- **EXERCISE AIM**
Would you write out the listing verbatim and skip every picture in it?

Lines of data
○ ○ ○ ○ ○

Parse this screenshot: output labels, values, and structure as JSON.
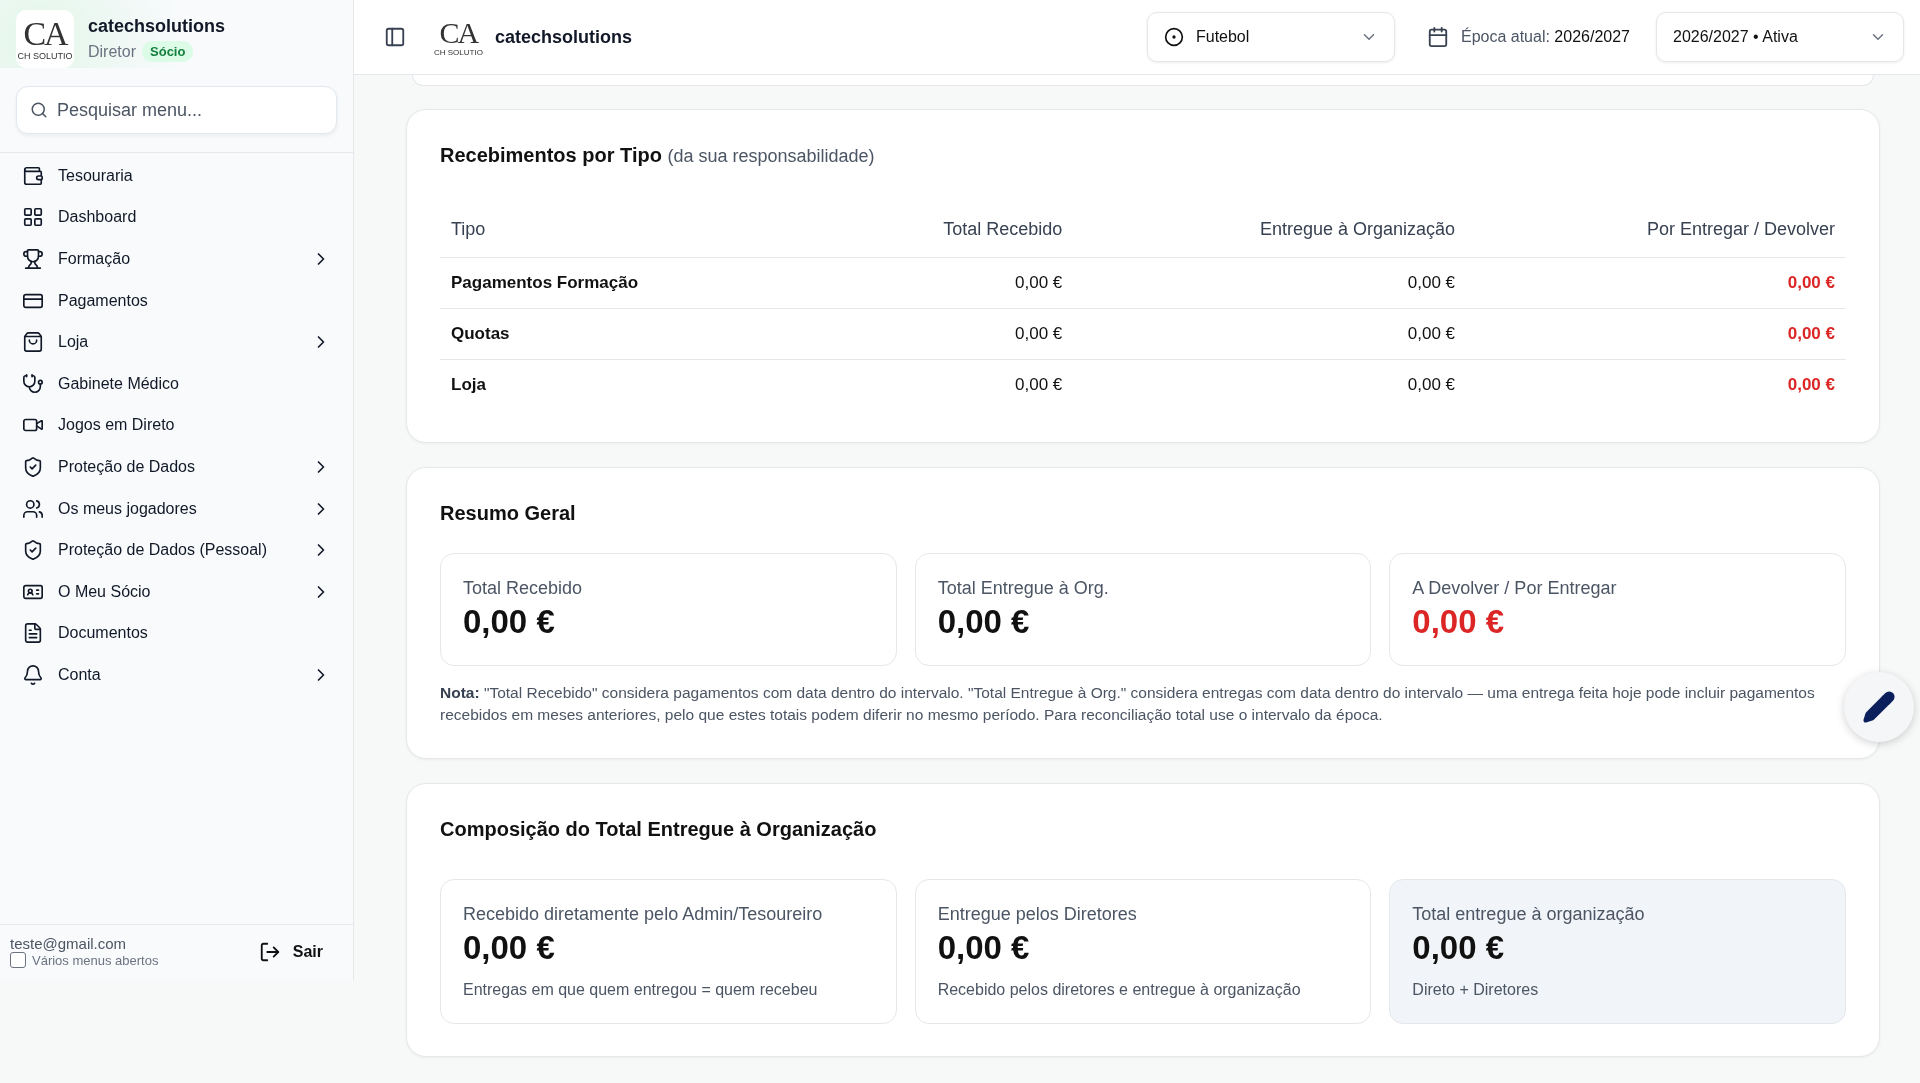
{
  "sidebar": {
    "logo": {
      "mark": "CA",
      "sub": "CH SOLUTIO"
    },
    "org_name": "catechsolutions",
    "role": "Diretor",
    "badge": "Sócio",
    "search": {
      "placeholder": "Pesquisar menu..."
    },
    "items": [
      {
        "label": "Tesouraria",
        "expandable": false
      },
      {
        "label": "Dashboard",
        "expandable": false
      },
      {
        "label": "Formação",
        "expandable": true
      },
      {
        "label": "Pagamentos",
        "expandable": false
      },
      {
        "label": "Loja",
        "expandable": true
      },
      {
        "label": "Gabinete Médico",
        "expandable": false
      },
      {
        "label": "Jogos em Direto",
        "expandable": false
      },
      {
        "label": "Proteção de Dados",
        "expandable": true
      },
      {
        "label": "Os meus jogadores",
        "expandable": true
      },
      {
        "label": "Proteção de Dados (Pessoal)",
        "expandable": true
      },
      {
        "label": "O Meu Sócio",
        "expandable": true
      },
      {
        "label": "Documentos",
        "expandable": false
      },
      {
        "label": "Conta",
        "expandable": true
      }
    ],
    "footer": {
      "email": "teste@gmail.com",
      "multi_menu": {
        "label": "Vários menus abertos",
        "checked": false
      },
      "logout": "Sair"
    }
  },
  "header": {
    "logo": {
      "mark": "CA",
      "sub": "CH SOLUTIO"
    },
    "org_name": "catechsolutions",
    "sport_select": "Futebol",
    "season_label": "Época atual: **2026/2027**",
    "season_select": "2026/2027 • Ativa"
  },
  "receipts_card": {
    "title": "Recebimentos por Tipo",
    "subtitle": "(da sua responsabilidade)",
    "columns": [
      "Tipo",
      "Total Recebido",
      "Entregue à Organização",
      "Por Entregar / Devolver"
    ],
    "rows": [
      [
        "Pagamentos Formação",
        "0,00 €",
        "0,00 €",
        "0,00 €"
      ],
      [
        "Quotas",
        "0,00 €",
        "0,00 €",
        "0,00 €"
      ],
      [
        "Loja",
        "0,00 €",
        "0,00 €",
        "0,00 €"
      ]
    ]
  },
  "summary_card": {
    "title": "Resumo Geral",
    "metrics": [
      {
        "label": "Total Recebido",
        "value": "0,00 €",
        "negative": false
      },
      {
        "label": "Total Entregue à Org.",
        "value": "0,00 €",
        "negative": false
      },
      {
        "label": "A Devolver / Por Entregar",
        "value": "0,00 €",
        "negative": true
      }
    ],
    "note": "**Nota:** \"Total Recebido\" considera pagamentos com data dentro do intervalo. \"Total Entregue à Org.\" considera entregas com data dentro do intervalo — uma entrega feita hoje pode incluir pagamentos recebidos em meses anteriores, pelo que estes totais podem diferir no mesmo período. Para reconciliação total use o intervalo da época."
  },
  "composition_card": {
    "title": "Composição do Total Entregue à Organização",
    "metrics": [
      {
        "label": "Recebido diretamente pelo Admin/Tesoureiro",
        "value": "0,00 €",
        "caption": "Entregas em que quem entregou = quem recebeu",
        "highlight": false
      },
      {
        "label": "Entregue pelos Diretores",
        "value": "0,00 €",
        "caption": "Recebido pelos diretores e entregue à organização",
        "highlight": false
      },
      {
        "label": "Total entregue à organização",
        "value": "0,00 €",
        "caption": "Direto + Diretores",
        "highlight": true
      }
    ]
  }
}
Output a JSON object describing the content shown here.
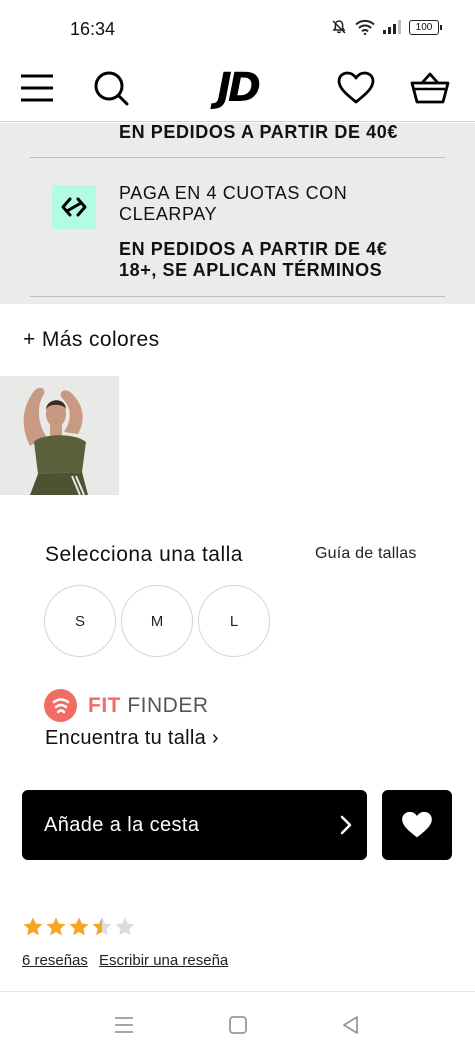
{
  "status_bar": {
    "time": "16:34",
    "battery": "100"
  },
  "header": {
    "logo_text": "JD",
    "icons": [
      "menu-icon",
      "search-icon",
      "heart-icon",
      "basket-icon"
    ]
  },
  "payment_info": {
    "line1": "EN PEDIDOS A PARTIR DE 40€",
    "clearpay_title": "PAGA EN 4 CUOTAS CON CLEARPAY",
    "clearpay_terms_1": "EN PEDIDOS A PARTIR DE 4€",
    "clearpay_terms_2": "18+, SE APLICAN TÉRMINOS",
    "clearpay_color": "#b2fce4"
  },
  "colors": {
    "more_label": "+ Más colores"
  },
  "sizes": {
    "title": "Selecciona una talla",
    "guide_label": "Guía de tallas",
    "options": [
      "S",
      "M",
      "L"
    ]
  },
  "fit_finder": {
    "brand_fit": "FIT",
    "brand_finder": "FINDER",
    "link": "Encuentra tu talla ›",
    "accent": "#f16c64"
  },
  "actions": {
    "add_to_cart": "Añade a la cesta"
  },
  "reviews": {
    "rating": 3.5,
    "max": 5,
    "count_label": "6 reseñas",
    "write_label": "Escribir una reseña",
    "star_color": "#f5a623"
  },
  "nav_bar": {
    "icons": [
      "recents-icon",
      "home-icon",
      "back-icon"
    ]
  }
}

○ ○ ○ ○ ○

- **THE OUTPUT**
Parse this screenshot: output labels, values, and structure as JSON.
{
  "sidebar": {
    "logo": {
      "mark": "CA",
      "sub": "CH SOLUTIO"
    },
    "org_name": "catechsolutions",
    "role": "Diretor",
    "badge": "Sócio",
    "search": {
      "placeholder": "Pesquisar menu..."
    },
    "items": [
      {
        "label": "Tesouraria",
        "expandable": false
      },
      {
        "label": "Dashboard",
        "expandable": false
      },
      {
        "label": "Formação",
        "expandable": true
      },
      {
        "label": "Pagamentos",
        "expandable": false
      },
      {
        "label": "Loja",
        "expandable": true
      },
      {
        "label": "Gabinete Médico",
        "expandable": false
      },
      {
        "label": "Jogos em Direto",
        "expandable": false
      },
      {
        "label": "Proteção de Dados",
        "expandable": true
      },
      {
        "label": "Os meus jogadores",
        "expandable": true
      },
      {
        "label": "Proteção de Dados (Pessoal)",
        "expandable": true
      },
      {
        "label": "O Meu Sócio",
        "expandable": true
      },
      {
        "label": "Documentos",
        "expandable": false
      },
      {
        "label": "Conta",
        "expandable": true
      }
    ],
    "footer": {
      "email": "teste@gmail.com",
      "multi_menu": {
        "label": "Vários menus abertos",
        "checked": false
      },
      "logout": "Sair"
    }
  },
  "header": {
    "logo": {
      "mark": "CA",
      "sub": "CH SOLUTIO"
    },
    "org_name": "catechsolutions",
    "sport_select": "Futebol",
    "season_label": "Época atual: **2026/2027**",
    "season_select": "2026/2027 • Ativa"
  },
  "receipts_card": {
    "title": "Recebimentos por Tipo",
    "subtitle": "(da sua responsabilidade)",
    "columns": [
      "Tipo",
      "Total Recebido",
      "Entregue à Organização",
      "Por Entregar / Devolver"
    ],
    "rows": [
      [
        "Pagamentos Formação",
        "0,00 €",
        "0,00 €",
        "0,00 €"
      ],
      [
        "Quotas",
        "0,00 €",
        "0,00 €",
        "0,00 €"
      ],
      [
        "Loja",
        "0,00 €",
        "0,00 €",
        "0,00 €"
      ]
    ]
  },
  "summary_card": {
    "title": "Resumo Geral",
    "metrics": [
      {
        "label": "Total Recebido",
        "value": "0,00 €",
        "negative": false
      },
      {
        "label": "Total Entregue à Org.",
        "value": "0,00 €",
        "negative": false
      },
      {
        "label": "A Devolver / Por Entregar",
        "value": "0,00 €",
        "negative": true
      }
    ],
    "note": "**Nota:** \"Total Recebido\" considera pagamentos com data dentro do intervalo. \"Total Entregue à Org.\" considera entregas com data dentro do intervalo — uma entrega feita hoje pode incluir pagamentos recebidos em meses anteriores, pelo que estes totais podem diferir no mesmo período. Para reconciliação total use o intervalo da época."
  },
  "composition_card": {
    "title": "Composição do Total Entregue à Organização",
    "metrics": [
      {
        "label": "Recebido diretamente pelo Admin/Tesoureiro",
        "value": "0,00 €",
        "caption": "Entregas em que quem entregou = quem recebeu",
        "highlight": false
      },
      {
        "label": "Entregue pelos Diretores",
        "value": "0,00 €",
        "caption": "Recebido pelos diretores e entregue à organização",
        "highlight": false
      },
      {
        "label": "Total entregue à organização",
        "value": "0,00 €",
        "caption": "Direto + Diretores",
        "highlight": true
      }
    ]
  }
}
Output a JSON object describing the content shown here.
{
  "status_bar": {
    "time": "16:34",
    "battery": "100"
  },
  "header": {
    "logo_text": "JD",
    "icons": [
      "menu-icon",
      "search-icon",
      "heart-icon",
      "basket-icon"
    ]
  },
  "payment_info": {
    "line1": "EN PEDIDOS A PARTIR DE 40€",
    "clearpay_title": "PAGA EN 4 CUOTAS CON CLEARPAY",
    "clearpay_terms_1": "EN PEDIDOS A PARTIR DE 4€",
    "clearpay_terms_2": "18+, SE APLICAN TÉRMINOS",
    "clearpay_color": "#b2fce4"
  },
  "colors": {
    "more_label": "+ Más colores"
  },
  "sizes": {
    "title": "Selecciona una talla",
    "guide_label": "Guía de tallas",
    "options": [
      "S",
      "M",
      "L"
    ]
  },
  "fit_finder": {
    "brand_fit": "FIT",
    "brand_finder": "FINDER",
    "link": "Encuentra tu talla ›",
    "accent": "#f16c64"
  },
  "actions": {
    "add_to_cart": "Añade a la cesta"
  },
  "reviews": {
    "rating": 3.5,
    "max": 5,
    "count_label": "6 reseñas",
    "write_label": "Escribir una reseña",
    "star_color": "#f5a623"
  },
  "nav_bar": {
    "icons": [
      "recents-icon",
      "home-icon",
      "back-icon"
    ]
  }
}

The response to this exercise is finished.